**TASK STATEMENT:** Of the lines in this listing, how many contain the word "стимуляция"? Give the number and nothing else.

**PROVIDED ENTRIES:**

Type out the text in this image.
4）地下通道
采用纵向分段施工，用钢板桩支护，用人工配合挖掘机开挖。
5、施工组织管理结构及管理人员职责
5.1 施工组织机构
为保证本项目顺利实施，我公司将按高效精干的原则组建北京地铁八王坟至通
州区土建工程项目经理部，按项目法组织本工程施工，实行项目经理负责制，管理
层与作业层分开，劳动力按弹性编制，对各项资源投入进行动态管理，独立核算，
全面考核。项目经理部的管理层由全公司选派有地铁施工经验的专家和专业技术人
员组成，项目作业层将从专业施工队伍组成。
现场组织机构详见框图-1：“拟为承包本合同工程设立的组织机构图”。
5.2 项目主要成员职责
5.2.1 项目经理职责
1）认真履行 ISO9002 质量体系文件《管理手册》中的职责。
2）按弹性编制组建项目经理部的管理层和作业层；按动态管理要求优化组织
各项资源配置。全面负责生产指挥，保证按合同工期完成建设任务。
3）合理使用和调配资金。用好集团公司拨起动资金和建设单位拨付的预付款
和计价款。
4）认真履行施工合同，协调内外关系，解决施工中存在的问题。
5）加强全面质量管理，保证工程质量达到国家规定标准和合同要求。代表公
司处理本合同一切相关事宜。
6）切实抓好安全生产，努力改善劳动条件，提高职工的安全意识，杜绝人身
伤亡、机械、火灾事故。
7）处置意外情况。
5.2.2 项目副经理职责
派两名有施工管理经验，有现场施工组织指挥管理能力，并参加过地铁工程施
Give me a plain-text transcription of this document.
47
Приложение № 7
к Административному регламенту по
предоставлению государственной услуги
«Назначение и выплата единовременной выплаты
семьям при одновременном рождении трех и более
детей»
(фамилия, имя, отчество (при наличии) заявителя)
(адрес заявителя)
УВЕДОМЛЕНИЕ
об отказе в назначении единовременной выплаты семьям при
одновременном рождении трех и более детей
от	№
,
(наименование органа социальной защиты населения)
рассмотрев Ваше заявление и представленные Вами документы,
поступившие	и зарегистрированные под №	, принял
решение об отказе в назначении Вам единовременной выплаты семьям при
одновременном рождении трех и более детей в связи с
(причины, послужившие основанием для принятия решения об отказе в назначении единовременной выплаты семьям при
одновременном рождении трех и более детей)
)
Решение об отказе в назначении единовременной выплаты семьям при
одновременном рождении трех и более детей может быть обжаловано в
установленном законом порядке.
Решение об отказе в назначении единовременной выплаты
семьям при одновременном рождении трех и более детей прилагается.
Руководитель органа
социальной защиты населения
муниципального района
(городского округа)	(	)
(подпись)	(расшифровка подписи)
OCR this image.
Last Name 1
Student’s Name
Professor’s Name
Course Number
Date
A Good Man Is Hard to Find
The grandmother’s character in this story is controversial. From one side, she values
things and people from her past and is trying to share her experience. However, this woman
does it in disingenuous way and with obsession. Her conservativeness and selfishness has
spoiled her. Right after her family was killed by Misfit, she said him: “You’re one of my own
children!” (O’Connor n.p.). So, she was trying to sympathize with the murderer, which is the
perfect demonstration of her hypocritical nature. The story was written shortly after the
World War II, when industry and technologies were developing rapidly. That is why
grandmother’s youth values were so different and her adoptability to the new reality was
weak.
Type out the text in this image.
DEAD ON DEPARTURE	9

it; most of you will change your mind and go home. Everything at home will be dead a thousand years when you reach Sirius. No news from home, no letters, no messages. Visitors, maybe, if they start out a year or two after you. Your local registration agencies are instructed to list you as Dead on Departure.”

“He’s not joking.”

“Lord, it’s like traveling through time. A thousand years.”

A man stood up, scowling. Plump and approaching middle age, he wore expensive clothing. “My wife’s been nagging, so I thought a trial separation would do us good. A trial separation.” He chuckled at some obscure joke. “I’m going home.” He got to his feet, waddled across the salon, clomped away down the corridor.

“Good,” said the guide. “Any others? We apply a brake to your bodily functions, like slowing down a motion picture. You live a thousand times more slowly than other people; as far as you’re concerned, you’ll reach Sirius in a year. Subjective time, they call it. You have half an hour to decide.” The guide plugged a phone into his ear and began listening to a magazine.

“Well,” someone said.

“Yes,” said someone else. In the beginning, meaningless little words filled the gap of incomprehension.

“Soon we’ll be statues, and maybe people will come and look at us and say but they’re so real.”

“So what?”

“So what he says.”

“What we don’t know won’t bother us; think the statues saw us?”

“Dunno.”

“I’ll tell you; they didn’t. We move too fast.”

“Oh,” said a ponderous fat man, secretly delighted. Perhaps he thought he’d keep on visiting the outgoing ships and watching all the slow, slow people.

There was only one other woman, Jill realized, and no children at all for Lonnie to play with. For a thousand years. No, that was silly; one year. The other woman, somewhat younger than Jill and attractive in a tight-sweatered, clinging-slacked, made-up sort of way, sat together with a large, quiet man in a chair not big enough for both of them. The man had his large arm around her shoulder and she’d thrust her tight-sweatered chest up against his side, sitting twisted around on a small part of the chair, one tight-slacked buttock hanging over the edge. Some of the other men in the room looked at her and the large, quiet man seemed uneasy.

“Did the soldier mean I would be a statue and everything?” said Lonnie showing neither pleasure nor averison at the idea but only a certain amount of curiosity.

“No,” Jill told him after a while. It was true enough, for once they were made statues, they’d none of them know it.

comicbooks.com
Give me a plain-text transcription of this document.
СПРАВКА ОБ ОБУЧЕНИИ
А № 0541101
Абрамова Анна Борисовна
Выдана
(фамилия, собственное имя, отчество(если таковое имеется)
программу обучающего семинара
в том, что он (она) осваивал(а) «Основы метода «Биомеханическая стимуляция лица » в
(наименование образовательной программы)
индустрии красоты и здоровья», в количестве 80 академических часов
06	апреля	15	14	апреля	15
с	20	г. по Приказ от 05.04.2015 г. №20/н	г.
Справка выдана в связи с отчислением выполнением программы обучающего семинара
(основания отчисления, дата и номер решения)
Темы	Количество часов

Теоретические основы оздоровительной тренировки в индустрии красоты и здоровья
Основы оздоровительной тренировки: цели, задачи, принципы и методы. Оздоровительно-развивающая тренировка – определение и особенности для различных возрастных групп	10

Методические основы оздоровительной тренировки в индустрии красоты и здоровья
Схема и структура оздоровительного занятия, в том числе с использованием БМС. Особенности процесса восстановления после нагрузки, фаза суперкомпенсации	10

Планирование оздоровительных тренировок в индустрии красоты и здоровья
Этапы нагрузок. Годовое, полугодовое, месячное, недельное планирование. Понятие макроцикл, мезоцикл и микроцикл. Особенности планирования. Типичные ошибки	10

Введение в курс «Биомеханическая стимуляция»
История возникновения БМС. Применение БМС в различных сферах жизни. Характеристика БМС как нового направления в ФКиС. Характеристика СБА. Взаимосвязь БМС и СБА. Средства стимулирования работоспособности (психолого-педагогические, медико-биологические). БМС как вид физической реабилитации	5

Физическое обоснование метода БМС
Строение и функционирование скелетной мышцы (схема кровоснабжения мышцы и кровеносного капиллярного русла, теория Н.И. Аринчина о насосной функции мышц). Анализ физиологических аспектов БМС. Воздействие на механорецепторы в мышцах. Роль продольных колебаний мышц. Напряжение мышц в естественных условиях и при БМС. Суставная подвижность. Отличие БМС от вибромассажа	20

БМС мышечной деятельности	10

**SOLUTION BELOW:** 2